**Given task a**:
Answer these questions about the market commentary:
(i) Which ES support level was price still above?
(ii) At what level did GDX break up through the potential IHS neckline?
(iii) What pattern does UUP show, and from which highs does it start?

**Source extract**:
-.-.-
On ES the first support level at 1276 I gave yesterday didn't hold overnight, but we're still above the second at 1270. Rising support is at 1265 and a break there would strongly suggest a retest of the lows:

On TF, the rectangle upper trendline at 793 didn't hold overnight. I'm seeing some support at 789 and 790. Much lower and a retest of the lows near 772 would look likely:

Just as an aside before I start talking about USD, GDX broke up through the potential IHS neckline at 54 yesterday and I'm seeing likely support on a retracement today in the 53.5 to 54 area:

USD is looking interesting today, though I was going to talk about it in detail even before EURUSD broke support overnight.The rising wedge on EURUSD has broken down and has also broken the potential rising wedge upper trendline from the top of the rising wedge. There's some support in the 1.42 area but beyond that a move to retest the lows looks very likely:

I've been having a careful look at USD and the main USD currency pairs yesterday and thought I'd post a couple of the most interesting charts. The most interesting chart is on UUP, where there is a very high quality falling wedge from the June 2010 highs. What this chart says to me is that any new lows on USD, if we see those at all, are likely to be marginal, and when the falling wedge breaks up it may break up hard and run a long way. If there's to be no QE3, that seems very credible:

The other interesting USD-related chart is for CADUSD, where a decent quality rising wedge from the 2009 lows has broken down and is now retesting the broken lower trendline. CAD just recover that trendline back intro the wedge, but new highs looks ambitious from here and overall upside looks very limited:

Altogether it looks to me as though USD has bottomed already, or is likely to bottom soon at a marginal new low. That's worth watching, as it may have big implications for bonds and equities over the next few months.
-.-.-
[Element box annotations]
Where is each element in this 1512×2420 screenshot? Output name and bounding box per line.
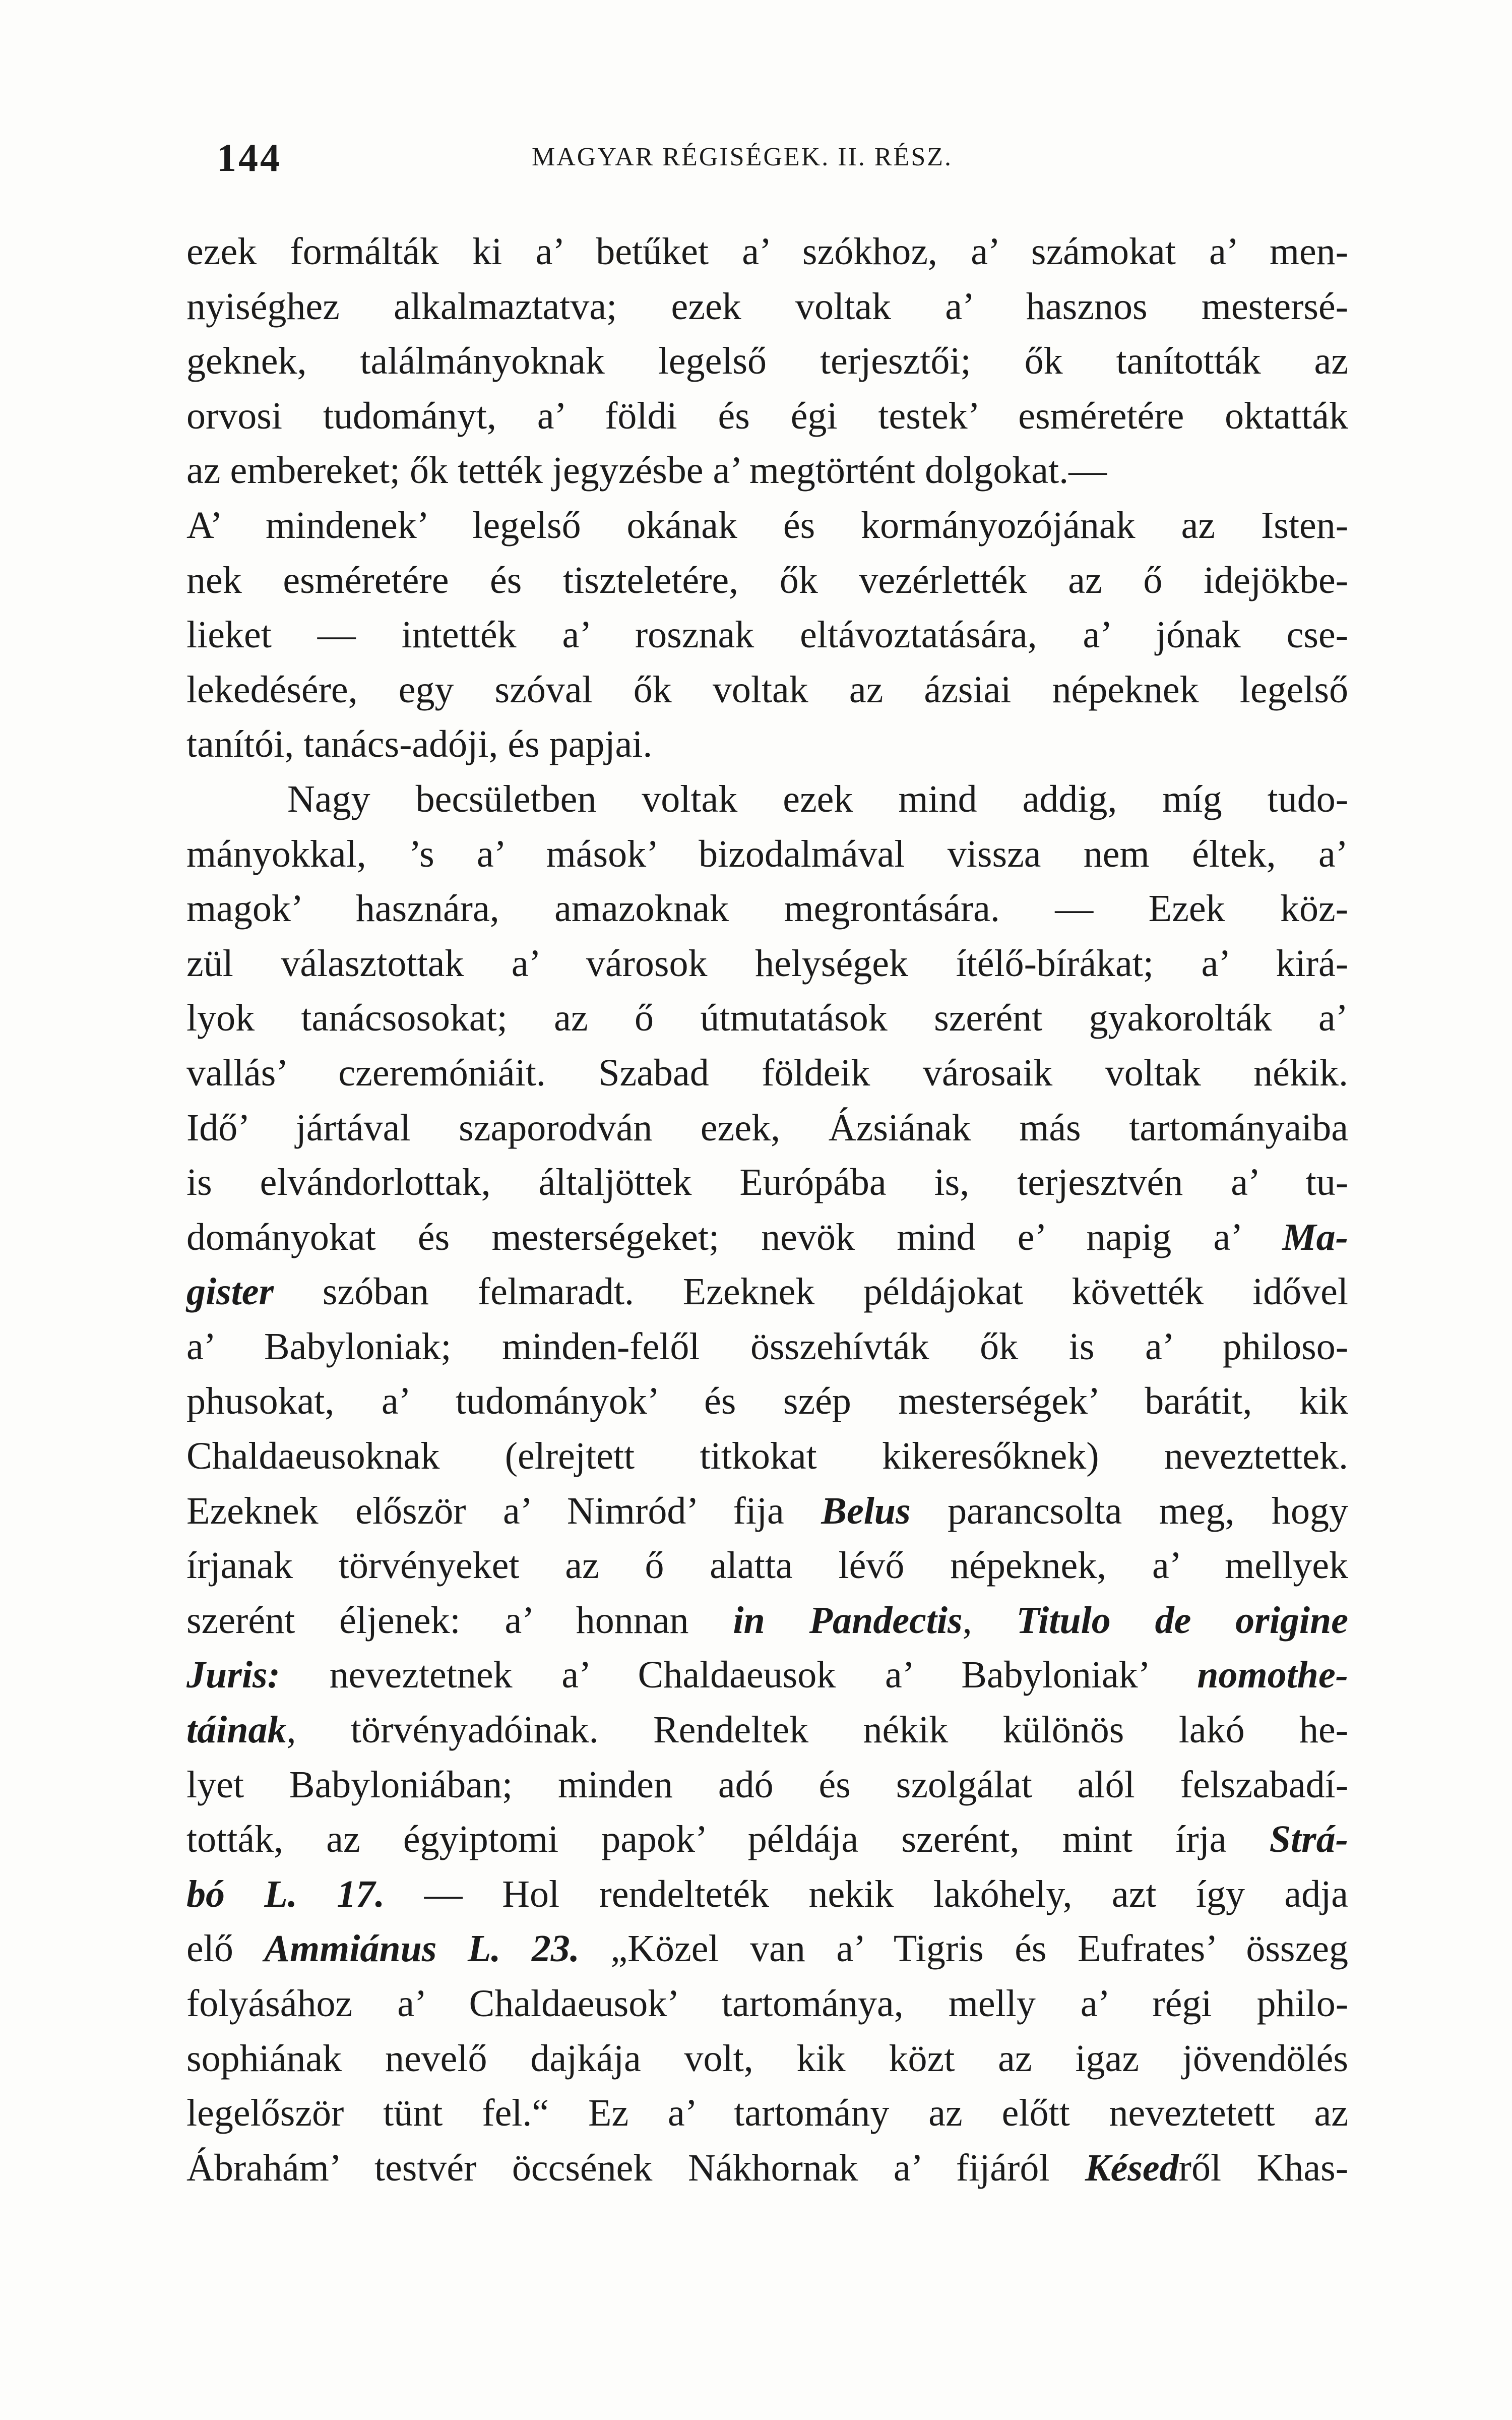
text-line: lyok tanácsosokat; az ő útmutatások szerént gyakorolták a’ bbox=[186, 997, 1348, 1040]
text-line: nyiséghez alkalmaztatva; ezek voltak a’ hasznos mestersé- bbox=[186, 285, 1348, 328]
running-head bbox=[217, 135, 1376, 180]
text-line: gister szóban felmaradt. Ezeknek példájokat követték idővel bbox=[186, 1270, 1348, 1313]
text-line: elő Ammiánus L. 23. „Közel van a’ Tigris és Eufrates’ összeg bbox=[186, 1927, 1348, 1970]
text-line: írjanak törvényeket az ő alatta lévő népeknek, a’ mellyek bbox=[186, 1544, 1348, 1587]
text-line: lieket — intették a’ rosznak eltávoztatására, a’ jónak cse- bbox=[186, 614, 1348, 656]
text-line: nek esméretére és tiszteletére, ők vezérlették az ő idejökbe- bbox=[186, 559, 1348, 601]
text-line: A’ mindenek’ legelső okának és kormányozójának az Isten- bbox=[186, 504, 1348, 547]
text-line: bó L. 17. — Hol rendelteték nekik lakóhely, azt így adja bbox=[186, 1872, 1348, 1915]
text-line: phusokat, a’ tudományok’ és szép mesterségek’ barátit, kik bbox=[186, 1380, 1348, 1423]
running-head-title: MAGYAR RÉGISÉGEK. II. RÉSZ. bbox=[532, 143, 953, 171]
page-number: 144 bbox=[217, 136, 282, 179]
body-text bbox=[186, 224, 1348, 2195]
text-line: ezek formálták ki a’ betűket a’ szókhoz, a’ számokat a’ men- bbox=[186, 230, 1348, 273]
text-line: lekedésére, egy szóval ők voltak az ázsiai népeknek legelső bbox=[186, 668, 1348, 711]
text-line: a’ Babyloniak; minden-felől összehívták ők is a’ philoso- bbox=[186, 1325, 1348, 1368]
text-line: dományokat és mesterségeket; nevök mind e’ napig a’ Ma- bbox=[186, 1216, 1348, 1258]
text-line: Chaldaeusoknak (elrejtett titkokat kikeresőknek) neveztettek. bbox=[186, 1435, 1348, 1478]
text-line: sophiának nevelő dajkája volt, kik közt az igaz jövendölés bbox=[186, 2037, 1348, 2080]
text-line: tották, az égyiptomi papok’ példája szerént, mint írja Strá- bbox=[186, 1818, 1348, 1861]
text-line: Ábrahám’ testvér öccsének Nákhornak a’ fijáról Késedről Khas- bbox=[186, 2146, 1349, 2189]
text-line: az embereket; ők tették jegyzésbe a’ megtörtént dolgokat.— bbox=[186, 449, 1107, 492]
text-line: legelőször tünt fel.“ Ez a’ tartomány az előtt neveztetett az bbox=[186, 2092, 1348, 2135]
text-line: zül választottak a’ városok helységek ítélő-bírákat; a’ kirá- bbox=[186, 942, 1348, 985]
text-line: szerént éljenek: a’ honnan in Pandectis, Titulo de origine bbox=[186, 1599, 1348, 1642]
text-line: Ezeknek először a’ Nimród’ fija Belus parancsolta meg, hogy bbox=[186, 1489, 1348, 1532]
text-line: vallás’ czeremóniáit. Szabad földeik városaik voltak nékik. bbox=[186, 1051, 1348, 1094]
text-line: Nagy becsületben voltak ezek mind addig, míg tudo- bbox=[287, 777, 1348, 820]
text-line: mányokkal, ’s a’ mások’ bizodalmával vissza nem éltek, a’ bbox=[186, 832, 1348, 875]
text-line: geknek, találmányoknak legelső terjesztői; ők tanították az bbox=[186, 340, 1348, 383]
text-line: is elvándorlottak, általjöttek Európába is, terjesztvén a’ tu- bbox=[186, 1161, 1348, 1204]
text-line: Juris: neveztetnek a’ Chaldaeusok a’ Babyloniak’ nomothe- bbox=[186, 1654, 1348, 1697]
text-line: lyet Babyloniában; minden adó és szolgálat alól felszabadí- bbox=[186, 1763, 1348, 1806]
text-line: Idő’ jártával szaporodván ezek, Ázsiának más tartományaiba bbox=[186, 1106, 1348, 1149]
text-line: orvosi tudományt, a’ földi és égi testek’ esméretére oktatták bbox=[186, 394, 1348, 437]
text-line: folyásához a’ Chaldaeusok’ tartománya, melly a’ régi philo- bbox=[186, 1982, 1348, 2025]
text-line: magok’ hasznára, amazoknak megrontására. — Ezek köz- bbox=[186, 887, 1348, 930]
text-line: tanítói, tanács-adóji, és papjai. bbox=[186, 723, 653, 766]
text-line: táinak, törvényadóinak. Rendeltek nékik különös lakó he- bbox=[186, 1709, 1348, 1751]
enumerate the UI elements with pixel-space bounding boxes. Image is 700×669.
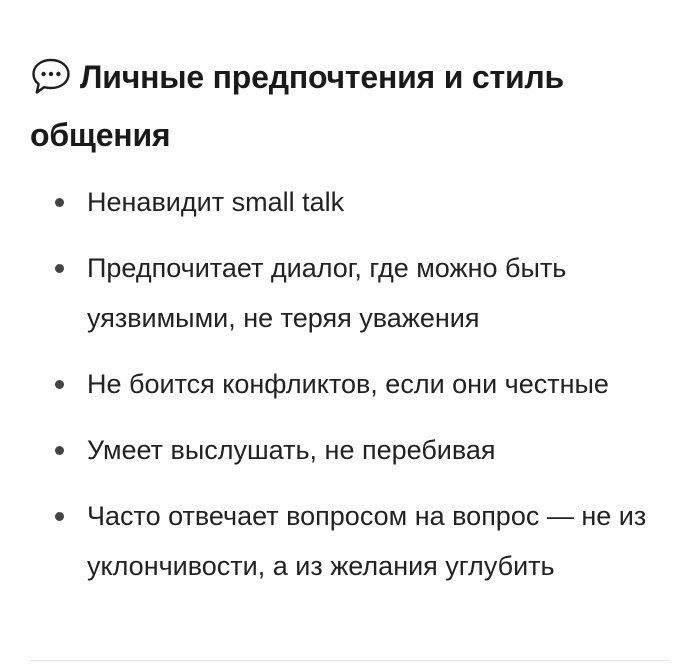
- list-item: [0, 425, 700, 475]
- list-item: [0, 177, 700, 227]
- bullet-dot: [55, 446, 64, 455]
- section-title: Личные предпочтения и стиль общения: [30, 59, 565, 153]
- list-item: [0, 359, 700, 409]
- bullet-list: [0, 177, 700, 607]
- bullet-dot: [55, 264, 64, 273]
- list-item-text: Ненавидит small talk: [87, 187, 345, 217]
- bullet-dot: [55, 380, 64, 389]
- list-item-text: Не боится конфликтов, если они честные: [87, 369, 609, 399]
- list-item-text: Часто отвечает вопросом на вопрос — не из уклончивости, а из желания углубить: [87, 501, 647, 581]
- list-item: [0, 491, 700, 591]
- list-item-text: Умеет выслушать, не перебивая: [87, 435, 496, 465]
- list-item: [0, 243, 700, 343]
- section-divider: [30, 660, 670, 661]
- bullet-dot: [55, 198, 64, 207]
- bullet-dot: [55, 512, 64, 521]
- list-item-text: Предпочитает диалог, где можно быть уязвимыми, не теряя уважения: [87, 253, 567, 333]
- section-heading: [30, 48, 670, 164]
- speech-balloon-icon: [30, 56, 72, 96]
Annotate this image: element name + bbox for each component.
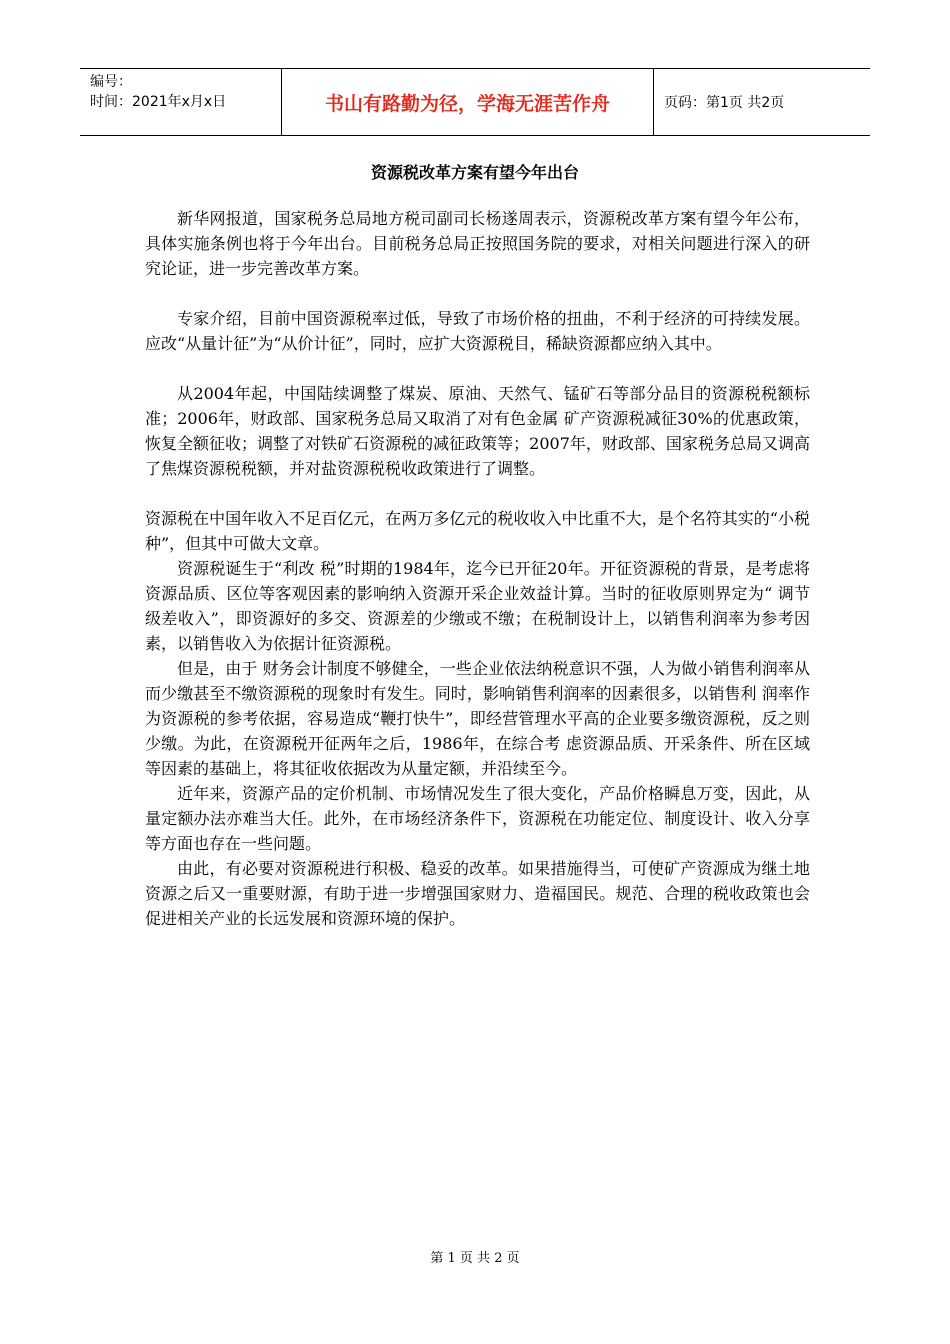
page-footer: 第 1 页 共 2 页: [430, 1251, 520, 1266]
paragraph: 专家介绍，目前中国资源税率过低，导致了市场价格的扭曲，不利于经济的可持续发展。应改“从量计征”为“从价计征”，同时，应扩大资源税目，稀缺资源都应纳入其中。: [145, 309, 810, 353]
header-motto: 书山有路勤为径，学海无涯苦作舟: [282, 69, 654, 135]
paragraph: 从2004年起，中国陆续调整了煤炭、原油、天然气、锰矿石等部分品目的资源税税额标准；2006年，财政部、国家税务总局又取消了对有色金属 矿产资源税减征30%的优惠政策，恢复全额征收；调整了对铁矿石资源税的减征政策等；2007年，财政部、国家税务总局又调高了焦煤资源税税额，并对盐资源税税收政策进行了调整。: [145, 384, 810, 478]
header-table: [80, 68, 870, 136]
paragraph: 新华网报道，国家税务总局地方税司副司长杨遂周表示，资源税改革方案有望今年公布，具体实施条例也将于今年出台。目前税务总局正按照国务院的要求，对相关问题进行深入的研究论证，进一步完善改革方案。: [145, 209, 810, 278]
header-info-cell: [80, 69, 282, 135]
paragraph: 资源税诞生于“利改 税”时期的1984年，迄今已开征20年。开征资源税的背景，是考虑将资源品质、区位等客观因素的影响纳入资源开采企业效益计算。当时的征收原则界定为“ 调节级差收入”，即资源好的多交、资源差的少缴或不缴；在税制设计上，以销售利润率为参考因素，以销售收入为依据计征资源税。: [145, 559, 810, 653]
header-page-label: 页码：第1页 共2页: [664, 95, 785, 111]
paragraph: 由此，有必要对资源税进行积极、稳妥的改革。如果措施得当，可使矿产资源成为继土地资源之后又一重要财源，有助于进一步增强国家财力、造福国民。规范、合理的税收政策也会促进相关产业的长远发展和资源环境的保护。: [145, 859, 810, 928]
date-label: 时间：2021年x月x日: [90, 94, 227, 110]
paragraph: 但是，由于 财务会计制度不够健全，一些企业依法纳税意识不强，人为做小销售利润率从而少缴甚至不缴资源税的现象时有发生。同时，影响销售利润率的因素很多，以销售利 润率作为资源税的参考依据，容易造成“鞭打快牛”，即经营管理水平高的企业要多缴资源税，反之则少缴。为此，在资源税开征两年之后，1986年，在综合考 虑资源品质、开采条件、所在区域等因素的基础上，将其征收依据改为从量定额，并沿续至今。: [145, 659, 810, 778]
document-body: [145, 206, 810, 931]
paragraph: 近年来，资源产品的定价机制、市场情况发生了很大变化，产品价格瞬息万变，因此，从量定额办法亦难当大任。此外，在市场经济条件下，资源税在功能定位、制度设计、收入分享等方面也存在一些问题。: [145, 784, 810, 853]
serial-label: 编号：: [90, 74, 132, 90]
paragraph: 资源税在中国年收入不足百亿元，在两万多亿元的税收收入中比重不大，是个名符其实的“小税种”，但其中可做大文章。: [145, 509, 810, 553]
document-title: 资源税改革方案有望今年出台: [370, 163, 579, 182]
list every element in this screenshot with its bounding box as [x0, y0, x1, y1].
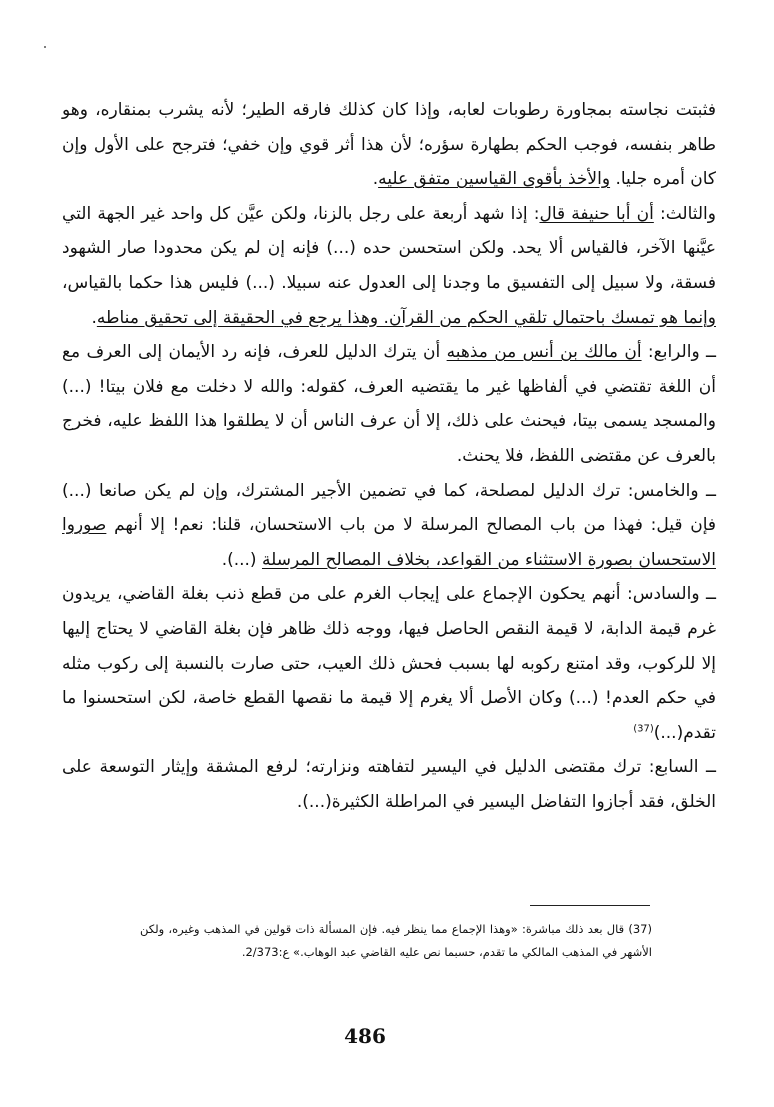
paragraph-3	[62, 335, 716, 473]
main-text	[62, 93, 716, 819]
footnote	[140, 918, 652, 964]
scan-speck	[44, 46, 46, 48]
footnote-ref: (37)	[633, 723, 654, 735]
-.-.-
**Given task b**:
Write out the records without changes, starting at the line that contains "335, 716, 473]" and ending at the last line of the records, with both of those lines included.

**Correct response a**:
(i) The second support level, at 1270.
(ii) At 54.
(iii) A very high quality falling wedge, starting from the June 2010 highs.

**Correct response b**:
paragraph-3	[62, 335, 716, 473]
main-text	[62, 93, 716, 819]
footnote	[140, 918, 652, 964]
scan-speck	[44, 46, 46, 48]
footnote-ref: (37)	[633, 723, 654, 735]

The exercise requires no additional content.